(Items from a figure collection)
# # #

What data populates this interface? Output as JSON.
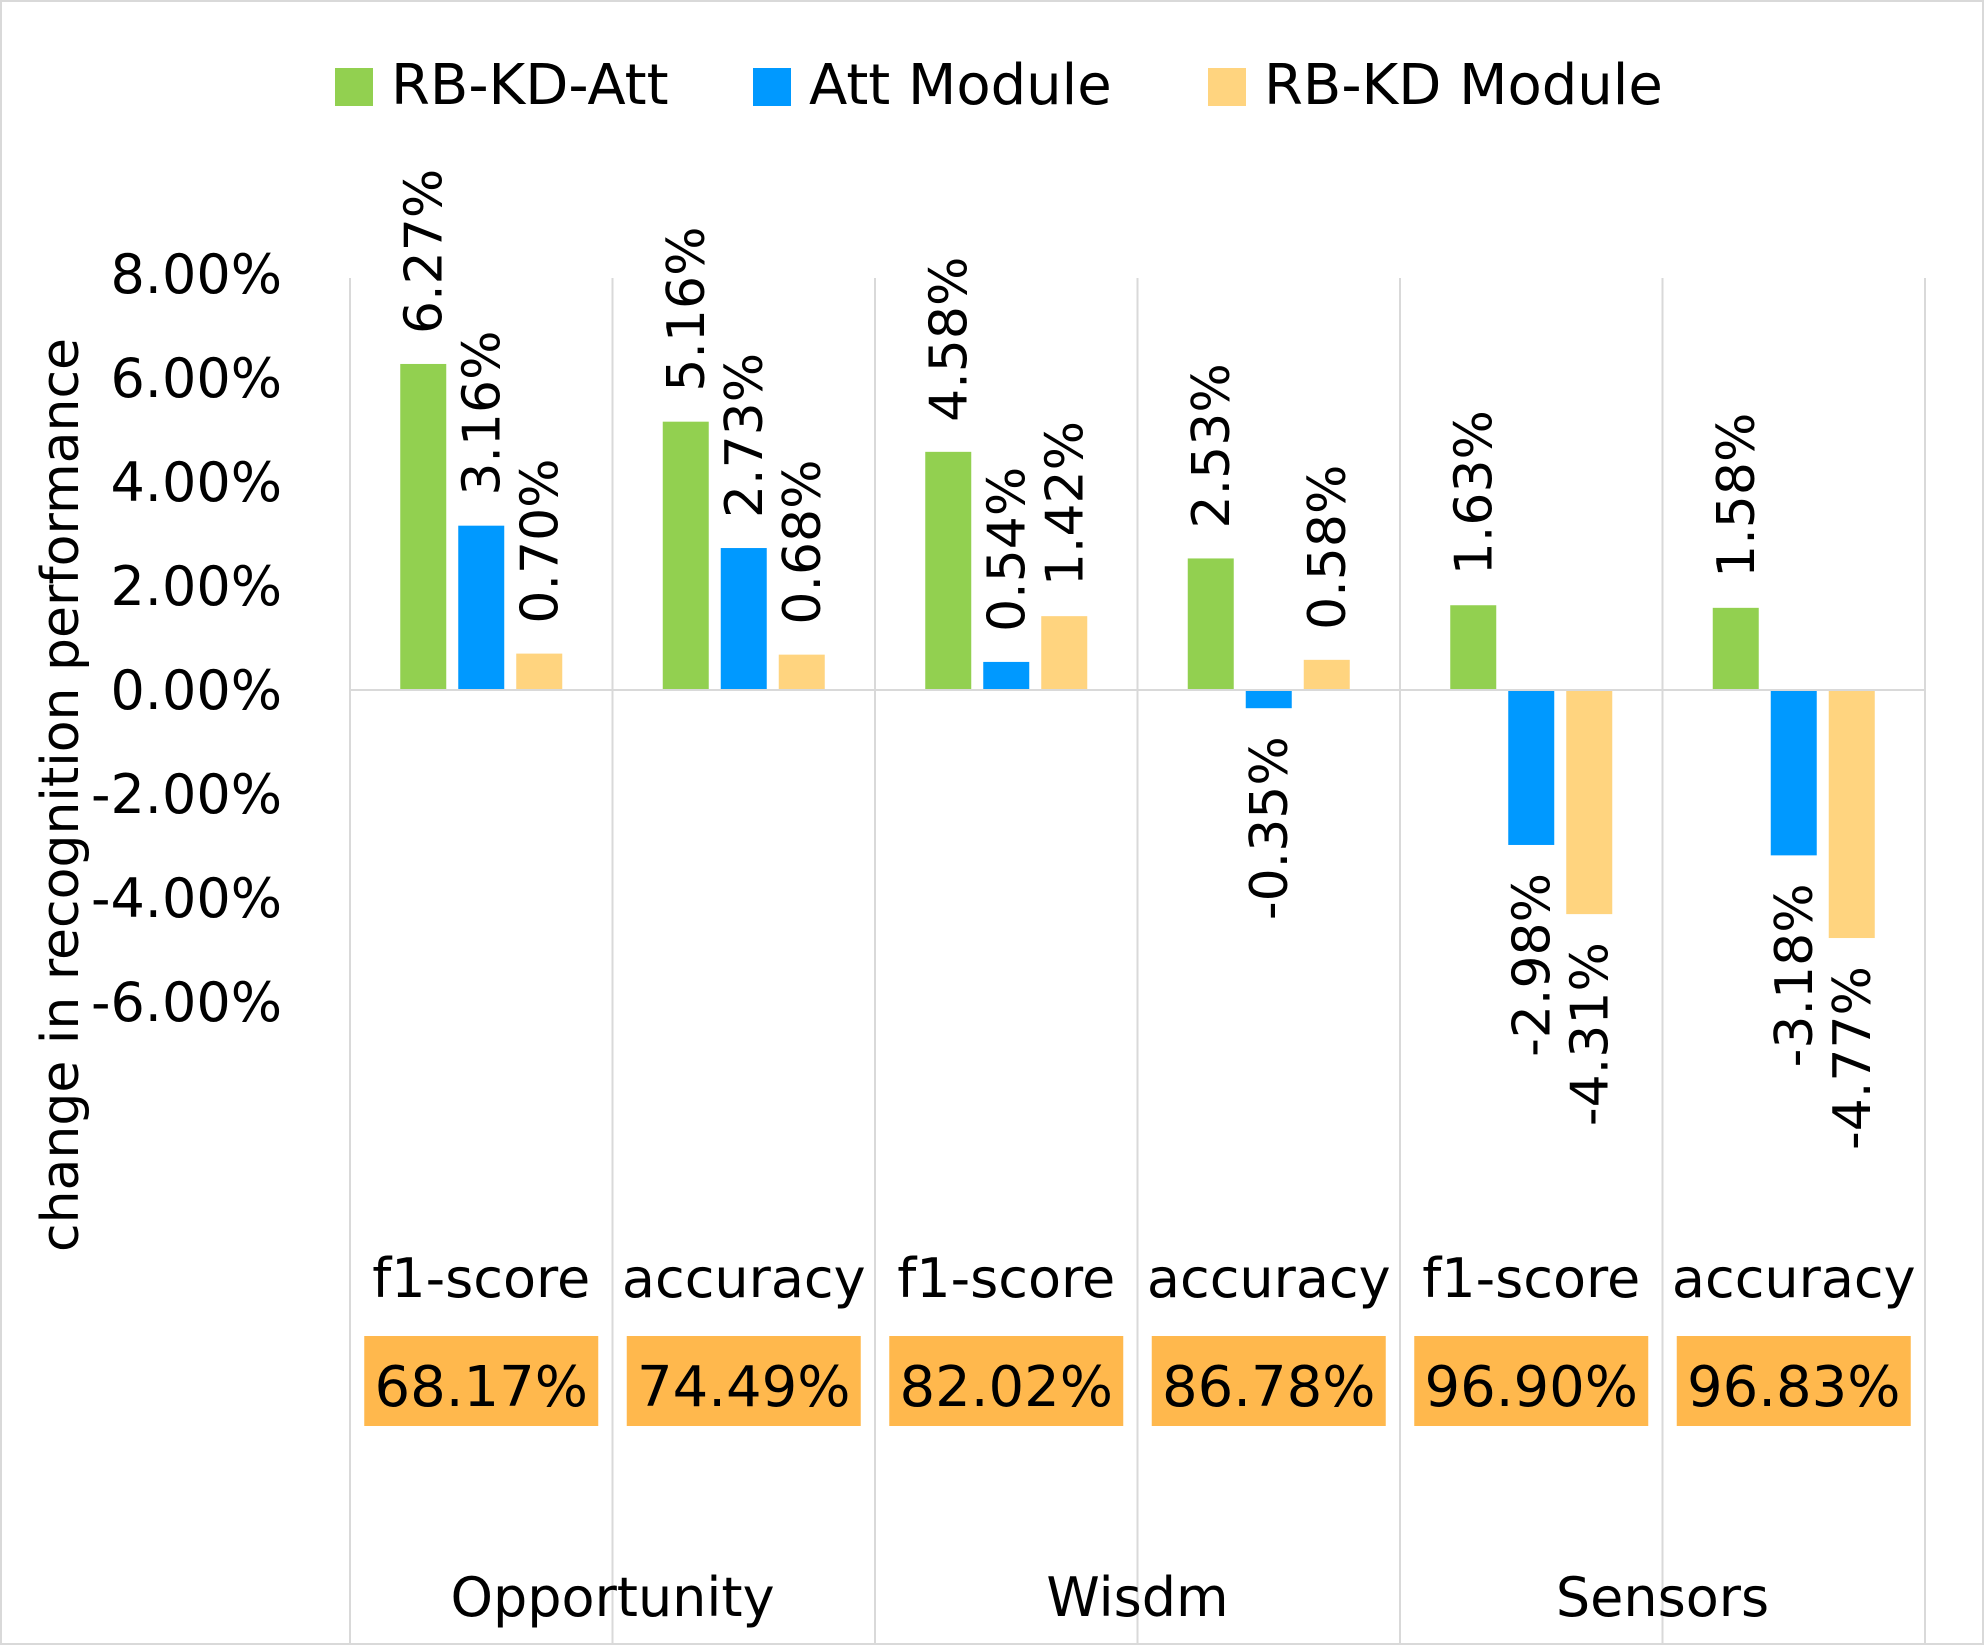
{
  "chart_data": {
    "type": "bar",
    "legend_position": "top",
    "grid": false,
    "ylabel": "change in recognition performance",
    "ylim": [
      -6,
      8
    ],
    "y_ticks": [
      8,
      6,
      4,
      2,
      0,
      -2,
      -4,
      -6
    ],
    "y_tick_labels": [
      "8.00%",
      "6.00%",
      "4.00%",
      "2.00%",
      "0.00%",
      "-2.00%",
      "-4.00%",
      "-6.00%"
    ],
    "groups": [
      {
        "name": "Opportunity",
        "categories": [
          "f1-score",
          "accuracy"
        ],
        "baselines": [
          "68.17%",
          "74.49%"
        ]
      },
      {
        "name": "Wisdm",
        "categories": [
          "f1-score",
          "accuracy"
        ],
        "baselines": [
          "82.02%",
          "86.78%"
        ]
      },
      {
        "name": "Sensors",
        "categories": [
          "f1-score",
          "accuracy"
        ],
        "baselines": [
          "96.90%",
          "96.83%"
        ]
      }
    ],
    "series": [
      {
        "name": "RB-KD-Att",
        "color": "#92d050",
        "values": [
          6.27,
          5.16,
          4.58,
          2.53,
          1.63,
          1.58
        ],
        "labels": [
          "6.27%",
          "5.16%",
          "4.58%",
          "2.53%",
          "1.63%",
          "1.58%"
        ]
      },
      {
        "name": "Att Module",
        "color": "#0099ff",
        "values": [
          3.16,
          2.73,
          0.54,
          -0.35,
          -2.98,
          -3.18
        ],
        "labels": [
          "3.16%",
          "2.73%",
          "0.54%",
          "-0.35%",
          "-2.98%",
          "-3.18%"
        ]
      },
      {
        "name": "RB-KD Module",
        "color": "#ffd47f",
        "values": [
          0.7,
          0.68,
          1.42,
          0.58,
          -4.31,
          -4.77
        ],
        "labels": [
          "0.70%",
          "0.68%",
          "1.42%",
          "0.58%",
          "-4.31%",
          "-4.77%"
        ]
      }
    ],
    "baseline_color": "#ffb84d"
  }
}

# # #

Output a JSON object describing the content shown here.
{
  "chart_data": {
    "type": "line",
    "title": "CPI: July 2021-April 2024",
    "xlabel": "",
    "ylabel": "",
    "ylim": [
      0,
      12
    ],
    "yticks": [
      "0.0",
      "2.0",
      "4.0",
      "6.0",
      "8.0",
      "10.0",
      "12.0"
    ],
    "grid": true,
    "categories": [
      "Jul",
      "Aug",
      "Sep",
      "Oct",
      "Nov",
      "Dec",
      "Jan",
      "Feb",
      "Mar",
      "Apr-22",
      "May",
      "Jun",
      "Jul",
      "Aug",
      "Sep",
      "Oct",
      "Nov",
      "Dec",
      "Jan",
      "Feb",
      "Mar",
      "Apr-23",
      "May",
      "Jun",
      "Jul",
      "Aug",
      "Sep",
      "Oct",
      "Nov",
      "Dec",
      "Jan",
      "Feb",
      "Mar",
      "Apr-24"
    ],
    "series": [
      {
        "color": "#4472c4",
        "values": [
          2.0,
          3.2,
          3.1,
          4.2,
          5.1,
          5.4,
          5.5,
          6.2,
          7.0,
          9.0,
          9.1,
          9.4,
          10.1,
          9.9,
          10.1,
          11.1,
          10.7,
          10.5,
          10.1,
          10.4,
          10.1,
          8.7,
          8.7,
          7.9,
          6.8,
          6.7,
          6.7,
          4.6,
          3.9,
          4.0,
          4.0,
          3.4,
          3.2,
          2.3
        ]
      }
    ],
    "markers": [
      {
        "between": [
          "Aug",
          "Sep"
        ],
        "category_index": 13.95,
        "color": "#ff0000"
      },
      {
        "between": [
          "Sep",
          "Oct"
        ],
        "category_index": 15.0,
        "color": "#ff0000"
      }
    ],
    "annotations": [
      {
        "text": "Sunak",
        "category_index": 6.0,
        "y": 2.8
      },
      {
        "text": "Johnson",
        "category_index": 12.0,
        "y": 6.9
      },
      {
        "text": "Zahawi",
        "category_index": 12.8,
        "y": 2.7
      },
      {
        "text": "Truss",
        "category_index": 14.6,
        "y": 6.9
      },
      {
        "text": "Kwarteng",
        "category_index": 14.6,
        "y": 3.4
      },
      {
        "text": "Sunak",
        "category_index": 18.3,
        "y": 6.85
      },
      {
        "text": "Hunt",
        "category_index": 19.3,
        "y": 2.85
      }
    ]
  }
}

# # #

[Task directions]: Find the lines that include the string "name", then copy each of them.

[Final result]:
        "name": "Opportunity",
        "name": "Wisdm",
        "name": "Sensors",
        "name": "RB-KD-Att",
        "name": "Att Module",
        "name": "RB-KD Module",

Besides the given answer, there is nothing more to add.